Extracted data entries
/---

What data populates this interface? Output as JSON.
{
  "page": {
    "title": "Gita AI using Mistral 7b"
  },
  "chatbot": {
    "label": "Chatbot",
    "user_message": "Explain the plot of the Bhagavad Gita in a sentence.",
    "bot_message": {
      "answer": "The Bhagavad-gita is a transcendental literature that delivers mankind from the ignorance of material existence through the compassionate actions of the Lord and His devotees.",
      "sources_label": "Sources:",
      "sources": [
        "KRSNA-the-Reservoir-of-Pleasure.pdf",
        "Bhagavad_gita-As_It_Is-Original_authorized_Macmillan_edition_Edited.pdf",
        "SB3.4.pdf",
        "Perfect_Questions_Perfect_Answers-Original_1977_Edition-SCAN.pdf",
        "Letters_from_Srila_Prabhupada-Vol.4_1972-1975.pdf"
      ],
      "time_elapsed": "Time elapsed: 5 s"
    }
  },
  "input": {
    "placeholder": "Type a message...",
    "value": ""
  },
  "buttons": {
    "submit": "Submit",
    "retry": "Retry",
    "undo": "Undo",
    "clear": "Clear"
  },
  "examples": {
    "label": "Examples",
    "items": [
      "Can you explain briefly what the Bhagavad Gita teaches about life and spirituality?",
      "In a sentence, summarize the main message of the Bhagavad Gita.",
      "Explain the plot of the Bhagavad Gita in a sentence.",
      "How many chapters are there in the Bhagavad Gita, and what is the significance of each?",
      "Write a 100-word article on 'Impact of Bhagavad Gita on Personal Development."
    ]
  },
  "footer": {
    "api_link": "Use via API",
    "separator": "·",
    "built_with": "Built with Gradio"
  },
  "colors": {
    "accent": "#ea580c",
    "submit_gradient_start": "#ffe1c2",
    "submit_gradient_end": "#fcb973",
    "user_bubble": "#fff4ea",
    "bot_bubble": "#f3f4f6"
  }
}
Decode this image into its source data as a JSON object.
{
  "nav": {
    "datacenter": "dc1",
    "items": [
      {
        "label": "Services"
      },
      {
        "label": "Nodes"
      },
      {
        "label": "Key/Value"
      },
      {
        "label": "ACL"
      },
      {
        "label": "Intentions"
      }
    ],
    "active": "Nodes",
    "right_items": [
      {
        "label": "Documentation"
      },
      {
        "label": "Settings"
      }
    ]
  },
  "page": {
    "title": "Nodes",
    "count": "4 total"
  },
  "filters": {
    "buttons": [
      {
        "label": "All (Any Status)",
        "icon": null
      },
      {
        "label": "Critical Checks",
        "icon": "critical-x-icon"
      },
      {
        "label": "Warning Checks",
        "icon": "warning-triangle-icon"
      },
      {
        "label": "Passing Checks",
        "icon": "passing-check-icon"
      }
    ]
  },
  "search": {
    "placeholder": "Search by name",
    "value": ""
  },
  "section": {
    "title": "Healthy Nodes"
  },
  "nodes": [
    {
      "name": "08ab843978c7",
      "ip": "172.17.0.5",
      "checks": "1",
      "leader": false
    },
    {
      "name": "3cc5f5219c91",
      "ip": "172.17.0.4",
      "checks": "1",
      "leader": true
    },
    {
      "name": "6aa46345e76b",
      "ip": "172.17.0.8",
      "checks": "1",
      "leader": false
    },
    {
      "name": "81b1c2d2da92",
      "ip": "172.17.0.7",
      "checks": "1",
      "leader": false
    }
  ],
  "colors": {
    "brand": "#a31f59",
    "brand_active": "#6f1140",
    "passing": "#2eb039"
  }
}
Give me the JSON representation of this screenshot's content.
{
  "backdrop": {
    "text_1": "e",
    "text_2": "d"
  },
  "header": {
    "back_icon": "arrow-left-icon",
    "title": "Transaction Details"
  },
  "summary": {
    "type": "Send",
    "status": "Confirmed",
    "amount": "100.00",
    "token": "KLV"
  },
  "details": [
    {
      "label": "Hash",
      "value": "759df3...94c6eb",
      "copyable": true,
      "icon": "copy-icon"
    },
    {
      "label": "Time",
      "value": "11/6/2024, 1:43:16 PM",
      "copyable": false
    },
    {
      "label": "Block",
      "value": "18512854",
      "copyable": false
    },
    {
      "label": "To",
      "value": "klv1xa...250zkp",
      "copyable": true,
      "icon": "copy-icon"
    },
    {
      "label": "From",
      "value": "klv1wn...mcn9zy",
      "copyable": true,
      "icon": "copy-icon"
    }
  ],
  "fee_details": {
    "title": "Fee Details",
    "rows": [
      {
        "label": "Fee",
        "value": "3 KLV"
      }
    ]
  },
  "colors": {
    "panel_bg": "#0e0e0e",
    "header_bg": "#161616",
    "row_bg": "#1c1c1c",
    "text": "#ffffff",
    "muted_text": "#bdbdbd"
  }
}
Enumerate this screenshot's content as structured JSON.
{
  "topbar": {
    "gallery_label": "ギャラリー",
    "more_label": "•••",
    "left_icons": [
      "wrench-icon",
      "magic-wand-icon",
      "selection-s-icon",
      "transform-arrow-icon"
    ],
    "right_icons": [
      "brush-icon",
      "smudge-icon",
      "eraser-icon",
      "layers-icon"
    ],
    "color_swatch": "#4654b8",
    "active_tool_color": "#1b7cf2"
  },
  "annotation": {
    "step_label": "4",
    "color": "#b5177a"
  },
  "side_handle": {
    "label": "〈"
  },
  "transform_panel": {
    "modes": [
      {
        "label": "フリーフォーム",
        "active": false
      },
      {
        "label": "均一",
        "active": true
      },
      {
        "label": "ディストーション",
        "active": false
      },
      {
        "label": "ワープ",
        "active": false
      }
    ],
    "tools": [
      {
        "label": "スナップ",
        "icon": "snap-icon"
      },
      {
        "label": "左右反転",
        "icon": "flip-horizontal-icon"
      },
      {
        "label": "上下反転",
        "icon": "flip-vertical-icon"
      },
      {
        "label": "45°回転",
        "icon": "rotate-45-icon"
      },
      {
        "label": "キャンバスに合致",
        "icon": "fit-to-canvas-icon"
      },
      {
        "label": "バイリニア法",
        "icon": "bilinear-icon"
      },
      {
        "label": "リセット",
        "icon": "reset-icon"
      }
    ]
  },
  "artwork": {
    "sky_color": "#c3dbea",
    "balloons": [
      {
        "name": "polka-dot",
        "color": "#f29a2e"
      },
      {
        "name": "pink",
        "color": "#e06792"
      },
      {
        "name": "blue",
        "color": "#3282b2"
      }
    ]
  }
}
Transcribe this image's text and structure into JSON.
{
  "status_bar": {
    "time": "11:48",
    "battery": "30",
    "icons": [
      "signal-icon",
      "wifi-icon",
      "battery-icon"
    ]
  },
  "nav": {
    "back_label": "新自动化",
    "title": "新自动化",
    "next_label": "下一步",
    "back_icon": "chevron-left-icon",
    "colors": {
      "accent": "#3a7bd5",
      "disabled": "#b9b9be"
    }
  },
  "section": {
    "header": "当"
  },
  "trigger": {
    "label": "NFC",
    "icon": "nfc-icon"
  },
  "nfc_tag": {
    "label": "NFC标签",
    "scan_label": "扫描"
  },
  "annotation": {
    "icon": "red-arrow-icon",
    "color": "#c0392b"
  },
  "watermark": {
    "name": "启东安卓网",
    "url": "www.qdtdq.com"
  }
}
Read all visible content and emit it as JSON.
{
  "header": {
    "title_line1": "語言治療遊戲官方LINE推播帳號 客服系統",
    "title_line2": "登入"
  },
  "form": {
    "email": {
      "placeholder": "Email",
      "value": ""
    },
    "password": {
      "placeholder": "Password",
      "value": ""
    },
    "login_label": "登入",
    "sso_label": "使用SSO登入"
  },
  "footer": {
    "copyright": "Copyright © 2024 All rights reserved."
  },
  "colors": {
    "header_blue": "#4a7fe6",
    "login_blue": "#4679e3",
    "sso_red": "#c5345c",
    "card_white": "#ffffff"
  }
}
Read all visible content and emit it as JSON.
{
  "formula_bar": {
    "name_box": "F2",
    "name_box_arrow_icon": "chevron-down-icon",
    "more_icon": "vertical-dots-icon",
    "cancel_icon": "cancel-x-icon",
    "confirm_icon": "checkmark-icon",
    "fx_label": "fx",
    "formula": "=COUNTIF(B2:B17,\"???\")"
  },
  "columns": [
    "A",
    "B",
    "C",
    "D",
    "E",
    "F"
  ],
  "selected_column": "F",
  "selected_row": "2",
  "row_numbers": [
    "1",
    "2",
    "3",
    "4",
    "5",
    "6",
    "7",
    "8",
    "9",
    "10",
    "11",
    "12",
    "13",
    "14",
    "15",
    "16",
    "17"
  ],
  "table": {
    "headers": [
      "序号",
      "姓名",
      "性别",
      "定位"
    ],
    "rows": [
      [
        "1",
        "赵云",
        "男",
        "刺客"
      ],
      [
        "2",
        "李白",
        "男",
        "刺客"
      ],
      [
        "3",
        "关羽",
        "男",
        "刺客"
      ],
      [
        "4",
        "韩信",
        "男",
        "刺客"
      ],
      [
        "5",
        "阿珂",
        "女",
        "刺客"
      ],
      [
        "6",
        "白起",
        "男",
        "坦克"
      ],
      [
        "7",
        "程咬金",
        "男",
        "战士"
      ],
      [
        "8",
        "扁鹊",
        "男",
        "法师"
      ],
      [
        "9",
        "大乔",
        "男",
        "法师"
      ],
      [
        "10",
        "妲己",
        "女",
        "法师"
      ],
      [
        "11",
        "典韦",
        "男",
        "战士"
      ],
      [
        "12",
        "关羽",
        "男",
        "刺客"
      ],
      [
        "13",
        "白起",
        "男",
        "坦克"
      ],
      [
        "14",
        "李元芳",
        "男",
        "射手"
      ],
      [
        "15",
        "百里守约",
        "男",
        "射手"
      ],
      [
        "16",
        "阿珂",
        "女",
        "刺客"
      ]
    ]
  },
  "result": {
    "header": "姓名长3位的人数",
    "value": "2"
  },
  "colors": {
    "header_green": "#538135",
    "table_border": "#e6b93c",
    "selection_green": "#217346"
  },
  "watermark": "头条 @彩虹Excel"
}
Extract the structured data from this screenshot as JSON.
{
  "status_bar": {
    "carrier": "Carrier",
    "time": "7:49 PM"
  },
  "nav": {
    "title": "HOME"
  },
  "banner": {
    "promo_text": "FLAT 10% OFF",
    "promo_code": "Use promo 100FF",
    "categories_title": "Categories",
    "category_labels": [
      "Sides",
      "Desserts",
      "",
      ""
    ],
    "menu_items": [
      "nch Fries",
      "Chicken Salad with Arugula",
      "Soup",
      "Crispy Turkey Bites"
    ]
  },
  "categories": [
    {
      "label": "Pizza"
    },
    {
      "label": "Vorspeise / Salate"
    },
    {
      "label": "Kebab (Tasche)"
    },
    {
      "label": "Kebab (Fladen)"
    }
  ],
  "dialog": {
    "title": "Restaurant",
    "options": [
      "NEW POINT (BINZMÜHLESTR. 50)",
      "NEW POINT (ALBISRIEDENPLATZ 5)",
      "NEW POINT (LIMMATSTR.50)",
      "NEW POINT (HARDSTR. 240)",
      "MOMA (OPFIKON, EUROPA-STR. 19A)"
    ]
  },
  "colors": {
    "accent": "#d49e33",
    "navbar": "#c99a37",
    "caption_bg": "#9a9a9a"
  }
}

\---

> EXERCISE PROMPT:
Copy each line of the records that contains the word "sentence".

> SOLUTION:
    "user_message": "Explain the plot of the Bhagavad Gita in a sentence.",
      "In a sentence, summarize the main message of the Bhagavad Gita.",
      "Explain the plot of the Bhagavad Gita in a sentence.",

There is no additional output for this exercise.